--- Start Materials provided ---

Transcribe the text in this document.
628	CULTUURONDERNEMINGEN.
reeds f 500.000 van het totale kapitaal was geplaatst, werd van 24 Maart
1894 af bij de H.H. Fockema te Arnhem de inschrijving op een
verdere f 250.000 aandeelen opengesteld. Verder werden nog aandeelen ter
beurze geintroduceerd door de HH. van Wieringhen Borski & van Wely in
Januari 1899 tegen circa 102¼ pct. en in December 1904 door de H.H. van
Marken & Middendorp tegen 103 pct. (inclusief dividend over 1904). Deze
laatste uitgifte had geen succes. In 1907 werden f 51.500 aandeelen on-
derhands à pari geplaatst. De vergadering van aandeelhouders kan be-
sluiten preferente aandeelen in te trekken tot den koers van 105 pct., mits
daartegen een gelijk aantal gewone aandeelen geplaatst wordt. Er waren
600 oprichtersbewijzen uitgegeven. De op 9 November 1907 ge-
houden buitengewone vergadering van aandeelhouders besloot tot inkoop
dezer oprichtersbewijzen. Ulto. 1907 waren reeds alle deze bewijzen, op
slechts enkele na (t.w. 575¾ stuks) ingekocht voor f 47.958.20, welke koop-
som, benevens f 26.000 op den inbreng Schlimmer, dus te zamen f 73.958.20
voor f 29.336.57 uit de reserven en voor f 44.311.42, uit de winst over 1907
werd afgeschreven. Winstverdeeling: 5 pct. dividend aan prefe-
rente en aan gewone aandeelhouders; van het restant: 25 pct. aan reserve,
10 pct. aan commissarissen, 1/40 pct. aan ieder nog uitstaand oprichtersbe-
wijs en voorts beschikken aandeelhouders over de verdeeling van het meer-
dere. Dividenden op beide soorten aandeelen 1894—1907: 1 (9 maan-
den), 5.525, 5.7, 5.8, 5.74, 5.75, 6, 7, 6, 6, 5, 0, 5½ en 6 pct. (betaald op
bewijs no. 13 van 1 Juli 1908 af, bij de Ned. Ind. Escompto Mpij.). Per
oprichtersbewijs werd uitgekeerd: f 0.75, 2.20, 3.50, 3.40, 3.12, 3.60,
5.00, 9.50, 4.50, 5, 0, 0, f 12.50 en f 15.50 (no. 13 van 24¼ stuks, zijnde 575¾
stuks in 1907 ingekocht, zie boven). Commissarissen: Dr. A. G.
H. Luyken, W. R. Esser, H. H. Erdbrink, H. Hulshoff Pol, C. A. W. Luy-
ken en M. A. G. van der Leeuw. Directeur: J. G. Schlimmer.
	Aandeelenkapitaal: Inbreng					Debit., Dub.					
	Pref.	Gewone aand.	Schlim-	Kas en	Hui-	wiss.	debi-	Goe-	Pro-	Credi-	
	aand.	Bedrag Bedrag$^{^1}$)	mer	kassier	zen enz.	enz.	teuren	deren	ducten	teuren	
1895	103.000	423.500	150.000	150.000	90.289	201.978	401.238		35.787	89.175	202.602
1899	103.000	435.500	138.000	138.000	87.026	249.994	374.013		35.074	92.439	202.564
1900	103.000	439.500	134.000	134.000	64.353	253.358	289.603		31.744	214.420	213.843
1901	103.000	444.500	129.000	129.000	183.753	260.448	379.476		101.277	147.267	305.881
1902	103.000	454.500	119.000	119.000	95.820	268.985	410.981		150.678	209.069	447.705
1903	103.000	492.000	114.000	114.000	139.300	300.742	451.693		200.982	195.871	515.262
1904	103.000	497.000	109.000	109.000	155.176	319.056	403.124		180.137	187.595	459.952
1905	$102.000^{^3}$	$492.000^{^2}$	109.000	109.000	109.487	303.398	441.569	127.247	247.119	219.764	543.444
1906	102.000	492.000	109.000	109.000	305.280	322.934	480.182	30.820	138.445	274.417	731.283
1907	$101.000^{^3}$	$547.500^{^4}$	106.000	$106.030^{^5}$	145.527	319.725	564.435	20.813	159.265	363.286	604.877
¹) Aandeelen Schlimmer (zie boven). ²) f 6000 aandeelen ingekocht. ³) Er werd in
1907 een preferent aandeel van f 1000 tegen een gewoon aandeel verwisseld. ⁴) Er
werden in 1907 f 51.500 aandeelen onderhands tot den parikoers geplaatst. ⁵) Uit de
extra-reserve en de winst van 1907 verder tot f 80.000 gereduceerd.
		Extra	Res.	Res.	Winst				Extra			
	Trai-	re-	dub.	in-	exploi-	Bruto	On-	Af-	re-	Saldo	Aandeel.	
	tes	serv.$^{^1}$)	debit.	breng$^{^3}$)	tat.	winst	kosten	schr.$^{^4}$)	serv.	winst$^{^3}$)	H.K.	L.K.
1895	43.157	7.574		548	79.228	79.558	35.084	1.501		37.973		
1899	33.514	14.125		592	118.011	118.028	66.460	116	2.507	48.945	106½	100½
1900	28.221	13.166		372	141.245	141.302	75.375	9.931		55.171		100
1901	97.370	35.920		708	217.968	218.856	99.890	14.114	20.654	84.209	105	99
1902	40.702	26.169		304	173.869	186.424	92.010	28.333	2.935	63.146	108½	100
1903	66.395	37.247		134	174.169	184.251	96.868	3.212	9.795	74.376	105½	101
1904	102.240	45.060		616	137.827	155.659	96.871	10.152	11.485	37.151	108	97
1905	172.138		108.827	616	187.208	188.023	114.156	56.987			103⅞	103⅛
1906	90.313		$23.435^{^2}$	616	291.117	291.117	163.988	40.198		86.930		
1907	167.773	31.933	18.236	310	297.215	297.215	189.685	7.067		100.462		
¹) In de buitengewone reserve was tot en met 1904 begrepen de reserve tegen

--- End Materials provided ---
--- Start Materials provided ---

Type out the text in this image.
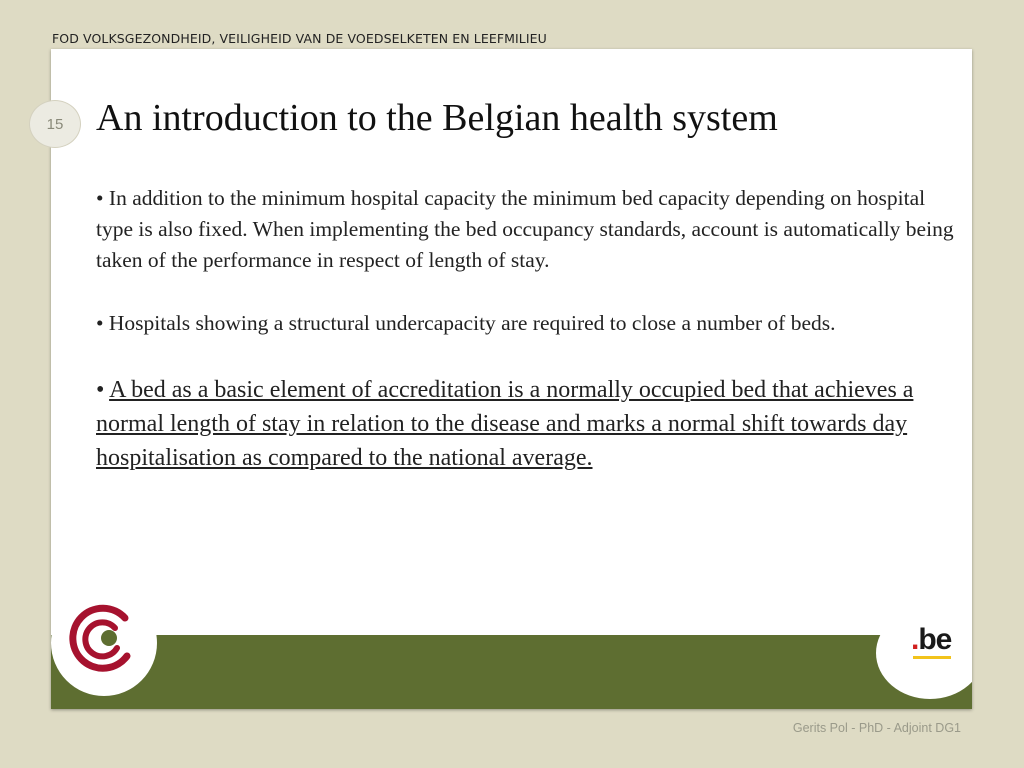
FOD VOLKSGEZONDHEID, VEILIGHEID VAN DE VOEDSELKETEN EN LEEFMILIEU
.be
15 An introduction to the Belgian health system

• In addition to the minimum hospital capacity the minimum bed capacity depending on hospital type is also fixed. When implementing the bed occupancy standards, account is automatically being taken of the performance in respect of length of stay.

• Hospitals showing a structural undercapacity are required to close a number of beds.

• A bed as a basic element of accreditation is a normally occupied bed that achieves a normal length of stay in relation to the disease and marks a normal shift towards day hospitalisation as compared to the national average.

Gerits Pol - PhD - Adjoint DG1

--- End Materials provided ---

[Exercise instructions] Count every line of the records that holds the string "door". Write only the total.

[Full solution] 2